= Problem description =
Restate the entries word for word, omitting nothing.

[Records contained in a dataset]
◇ ◇ ◇ ◇ ◇ ◇ ◇

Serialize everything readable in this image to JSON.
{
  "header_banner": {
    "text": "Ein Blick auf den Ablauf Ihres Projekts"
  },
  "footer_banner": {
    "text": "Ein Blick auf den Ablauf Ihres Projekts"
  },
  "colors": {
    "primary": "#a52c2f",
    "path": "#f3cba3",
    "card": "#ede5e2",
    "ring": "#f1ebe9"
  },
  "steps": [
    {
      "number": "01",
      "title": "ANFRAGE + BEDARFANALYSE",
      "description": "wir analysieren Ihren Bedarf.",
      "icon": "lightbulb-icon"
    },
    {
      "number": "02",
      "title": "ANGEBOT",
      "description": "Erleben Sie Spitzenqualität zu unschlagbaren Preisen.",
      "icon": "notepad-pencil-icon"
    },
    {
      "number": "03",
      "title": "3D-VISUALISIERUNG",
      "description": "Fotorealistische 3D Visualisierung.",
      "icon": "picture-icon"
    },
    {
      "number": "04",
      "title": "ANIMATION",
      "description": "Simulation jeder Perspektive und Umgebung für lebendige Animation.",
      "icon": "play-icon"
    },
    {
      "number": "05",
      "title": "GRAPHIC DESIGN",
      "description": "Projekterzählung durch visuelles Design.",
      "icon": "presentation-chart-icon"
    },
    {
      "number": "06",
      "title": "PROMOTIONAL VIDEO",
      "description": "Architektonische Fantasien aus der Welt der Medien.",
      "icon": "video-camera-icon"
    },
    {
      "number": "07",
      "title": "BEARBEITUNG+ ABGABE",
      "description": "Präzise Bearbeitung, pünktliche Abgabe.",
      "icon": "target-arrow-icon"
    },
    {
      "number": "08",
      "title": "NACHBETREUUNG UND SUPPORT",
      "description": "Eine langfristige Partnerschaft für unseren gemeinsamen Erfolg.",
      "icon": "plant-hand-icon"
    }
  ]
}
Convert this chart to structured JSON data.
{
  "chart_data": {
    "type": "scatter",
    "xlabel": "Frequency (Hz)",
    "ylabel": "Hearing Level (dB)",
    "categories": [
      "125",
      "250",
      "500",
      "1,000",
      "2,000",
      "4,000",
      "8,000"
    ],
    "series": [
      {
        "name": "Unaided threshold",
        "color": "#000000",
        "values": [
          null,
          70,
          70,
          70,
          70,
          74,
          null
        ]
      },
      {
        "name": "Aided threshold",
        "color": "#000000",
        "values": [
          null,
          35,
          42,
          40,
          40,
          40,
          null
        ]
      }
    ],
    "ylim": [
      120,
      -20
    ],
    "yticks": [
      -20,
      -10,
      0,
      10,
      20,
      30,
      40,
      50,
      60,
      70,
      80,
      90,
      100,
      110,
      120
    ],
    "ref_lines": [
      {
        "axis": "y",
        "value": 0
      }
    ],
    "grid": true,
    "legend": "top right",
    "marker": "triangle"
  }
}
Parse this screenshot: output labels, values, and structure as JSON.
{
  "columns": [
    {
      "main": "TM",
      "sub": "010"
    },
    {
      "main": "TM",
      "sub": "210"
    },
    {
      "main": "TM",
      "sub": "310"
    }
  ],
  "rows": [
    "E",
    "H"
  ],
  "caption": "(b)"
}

◇ ◇ ◇ ◇ ◇ ◇ ◇

= Result for this task =
Serialize everything readable in this image to JSON.
{
  "header_banner": {
    "text": "Ein Blick auf den Ablauf Ihres Projekts"
  },
  "footer_banner": {
    "text": "Ein Blick auf den Ablauf Ihres Projekts"
  },
  "colors": {
    "primary": "#a52c2f",
    "path": "#f3cba3",
    "card": "#ede5e2",
    "ring": "#f1ebe9"
  },
  "steps": [
    {
      "number": "01",
      "title": "ANFRAGE + BEDARFANALYSE",
      "description": "wir analysieren Ihren Bedarf.",
      "icon": "lightbulb-icon"
    },
    {
      "number": "02",
      "title": "ANGEBOT",
      "description": "Erleben Sie Spitzenqualität zu unschlagbaren Preisen.",
      "icon": "notepad-pencil-icon"
    },
    {
      "number": "03",
      "title": "3D-VISUALISIERUNG",
      "description": "Fotorealistische 3D Visualisierung.",
      "icon": "picture-icon"
    },
    {
      "number": "04",
      "title": "ANIMATION",
      "description": "Simulation jeder Perspektive und Umgebung für lebendige Animation.",
      "icon": "play-icon"
    },
    {
      "number": "05",
      "title": "GRAPHIC DESIGN",
      "description": "Projekterzählung durch visuelles Design.",
      "icon": "presentation-chart-icon"
    },
    {
      "number": "06",
      "title": "PROMOTIONAL VIDEO",
      "description": "Architektonische Fantasien aus der Welt der Medien.",
      "icon": "video-camera-icon"
    },
    {
      "number": "07",
      "title": "BEARBEITUNG+ ABGABE",
      "description": "Präzise Bearbeitung, pünktliche Abgabe.",
      "icon": "target-arrow-icon"
    },
    {
      "number": "08",
      "title": "NACHBETREUUNG UND SUPPORT",
      "description": "Eine langfristige Partnerschaft für unseren gemeinsamen Erfolg.",
      "icon": "plant-hand-icon"
    }
  ]
}
Convert this chart to structured JSON data.
{
  "chart_data": {
    "type": "scatter",
    "xlabel": "Frequency (Hz)",
    "ylabel": "Hearing Level (dB)",
    "categories": [
      "125",
      "250",
      "500",
      "1,000",
      "2,000",
      "4,000",
      "8,000"
    ],
    "series": [
      {
        "name": "Unaided threshold",
        "color": "#000000",
        "values": [
          null,
          70,
          70,
          70,
          70,
          74,
          null
        ]
      },
      {
        "name": "Aided threshold",
        "color": "#000000",
        "values": [
          null,
          35,
          42,
          40,
          40,
          40,
          null
        ]
      }
    ],
    "ylim": [
      120,
      -20
    ],
    "yticks": [
      -20,
      -10,
      0,
      10,
      20,
      30,
      40,
      50,
      60,
      70,
      80,
      90,
      100,
      110,
      120
    ],
    "ref_lines": [
      {
        "axis": "y",
        "value": 0
      }
    ],
    "grid": true,
    "legend": "top right",
    "marker": "triangle"
  }
}
Parse this screenshot: output labels, values, and structure as JSON.
{
  "columns": [
    {
      "main": "TM",
      "sub": "010"
    },
    {
      "main": "TM",
      "sub": "210"
    },
    {
      "main": "TM",
      "sub": "310"
    }
  ],
  "rows": [
    "E",
    "H"
  ],
  "caption": "(b)"
}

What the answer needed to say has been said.